• _INPUT DATA_:
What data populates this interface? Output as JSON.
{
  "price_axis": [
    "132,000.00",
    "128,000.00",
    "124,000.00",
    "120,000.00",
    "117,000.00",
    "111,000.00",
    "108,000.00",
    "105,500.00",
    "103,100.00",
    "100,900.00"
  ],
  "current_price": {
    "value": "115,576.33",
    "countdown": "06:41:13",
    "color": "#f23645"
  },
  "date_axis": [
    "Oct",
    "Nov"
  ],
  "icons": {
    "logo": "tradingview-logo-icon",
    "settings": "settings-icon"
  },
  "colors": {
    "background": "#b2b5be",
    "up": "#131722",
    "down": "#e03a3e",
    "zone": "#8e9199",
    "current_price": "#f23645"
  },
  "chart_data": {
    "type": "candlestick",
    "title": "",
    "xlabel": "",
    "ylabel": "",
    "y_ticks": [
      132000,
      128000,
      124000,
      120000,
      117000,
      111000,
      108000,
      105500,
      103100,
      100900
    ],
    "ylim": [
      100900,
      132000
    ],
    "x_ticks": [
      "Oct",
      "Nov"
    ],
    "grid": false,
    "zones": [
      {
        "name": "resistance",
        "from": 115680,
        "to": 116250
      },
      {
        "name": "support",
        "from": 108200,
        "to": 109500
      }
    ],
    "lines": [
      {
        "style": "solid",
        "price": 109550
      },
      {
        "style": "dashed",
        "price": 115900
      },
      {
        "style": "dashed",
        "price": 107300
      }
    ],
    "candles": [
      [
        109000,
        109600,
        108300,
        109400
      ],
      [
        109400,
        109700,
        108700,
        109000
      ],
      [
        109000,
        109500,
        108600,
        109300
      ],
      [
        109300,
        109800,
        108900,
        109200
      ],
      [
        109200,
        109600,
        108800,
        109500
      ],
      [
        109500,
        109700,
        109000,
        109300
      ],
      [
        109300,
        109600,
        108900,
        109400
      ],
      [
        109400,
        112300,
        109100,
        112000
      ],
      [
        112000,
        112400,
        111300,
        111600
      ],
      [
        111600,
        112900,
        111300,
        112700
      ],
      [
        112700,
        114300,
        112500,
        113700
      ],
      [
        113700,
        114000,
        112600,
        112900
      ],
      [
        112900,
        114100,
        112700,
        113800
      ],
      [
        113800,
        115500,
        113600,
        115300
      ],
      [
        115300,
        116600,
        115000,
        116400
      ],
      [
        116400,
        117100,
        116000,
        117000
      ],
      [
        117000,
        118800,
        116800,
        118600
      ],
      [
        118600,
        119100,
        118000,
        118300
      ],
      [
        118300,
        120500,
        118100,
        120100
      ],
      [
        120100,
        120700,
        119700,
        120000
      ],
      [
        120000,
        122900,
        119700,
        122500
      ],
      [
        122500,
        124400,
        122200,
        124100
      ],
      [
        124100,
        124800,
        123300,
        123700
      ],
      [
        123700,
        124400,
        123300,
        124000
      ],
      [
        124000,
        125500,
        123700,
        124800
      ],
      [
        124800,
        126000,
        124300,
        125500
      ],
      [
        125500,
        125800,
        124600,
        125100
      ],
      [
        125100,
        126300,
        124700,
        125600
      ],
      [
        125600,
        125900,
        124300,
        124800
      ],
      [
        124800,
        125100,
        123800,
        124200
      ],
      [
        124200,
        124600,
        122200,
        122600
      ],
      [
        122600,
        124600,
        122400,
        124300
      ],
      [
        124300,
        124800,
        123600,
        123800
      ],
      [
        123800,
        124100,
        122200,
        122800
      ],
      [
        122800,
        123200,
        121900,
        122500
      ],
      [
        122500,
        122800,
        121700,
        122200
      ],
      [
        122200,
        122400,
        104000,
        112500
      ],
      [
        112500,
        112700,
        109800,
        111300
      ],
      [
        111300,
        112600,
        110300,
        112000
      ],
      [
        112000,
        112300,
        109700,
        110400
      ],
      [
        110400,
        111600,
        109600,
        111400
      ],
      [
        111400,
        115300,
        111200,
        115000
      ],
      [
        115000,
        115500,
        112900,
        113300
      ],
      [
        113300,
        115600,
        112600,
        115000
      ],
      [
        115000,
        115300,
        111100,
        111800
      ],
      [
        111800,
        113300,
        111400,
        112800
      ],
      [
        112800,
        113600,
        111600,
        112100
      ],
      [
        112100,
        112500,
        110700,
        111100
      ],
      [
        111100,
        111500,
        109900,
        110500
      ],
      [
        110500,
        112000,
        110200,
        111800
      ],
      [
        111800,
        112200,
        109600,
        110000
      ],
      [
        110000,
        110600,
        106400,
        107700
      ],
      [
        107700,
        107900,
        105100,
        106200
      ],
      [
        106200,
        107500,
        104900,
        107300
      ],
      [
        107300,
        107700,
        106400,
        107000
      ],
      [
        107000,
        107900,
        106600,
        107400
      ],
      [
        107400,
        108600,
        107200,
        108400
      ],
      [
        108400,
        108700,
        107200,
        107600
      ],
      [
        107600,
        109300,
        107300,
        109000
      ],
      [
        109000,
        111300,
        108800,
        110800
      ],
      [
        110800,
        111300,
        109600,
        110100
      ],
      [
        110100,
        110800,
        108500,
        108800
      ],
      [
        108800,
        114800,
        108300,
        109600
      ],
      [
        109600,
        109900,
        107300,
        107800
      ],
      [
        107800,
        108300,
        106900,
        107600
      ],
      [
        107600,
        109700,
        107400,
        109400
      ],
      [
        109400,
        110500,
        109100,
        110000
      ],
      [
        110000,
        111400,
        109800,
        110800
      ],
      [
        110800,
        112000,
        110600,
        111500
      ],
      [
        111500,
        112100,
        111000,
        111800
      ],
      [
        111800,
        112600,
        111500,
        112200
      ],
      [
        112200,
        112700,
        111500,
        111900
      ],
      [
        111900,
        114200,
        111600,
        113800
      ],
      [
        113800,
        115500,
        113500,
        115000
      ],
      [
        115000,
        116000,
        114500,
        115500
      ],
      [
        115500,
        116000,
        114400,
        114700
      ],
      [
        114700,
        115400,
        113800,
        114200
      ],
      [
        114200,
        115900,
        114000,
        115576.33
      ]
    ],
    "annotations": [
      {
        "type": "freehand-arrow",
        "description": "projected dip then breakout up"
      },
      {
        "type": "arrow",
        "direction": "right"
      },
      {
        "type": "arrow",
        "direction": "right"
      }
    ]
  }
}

• _WHAT IS ASKED_: Pick out each line containing the string "type" and copy it.

• _RESPONSE FOR THIS EXERCISE_:
    "type": "candlestick",
        "type": "freehand-arrow",
        "type": "arrow",
        "type": "arrow",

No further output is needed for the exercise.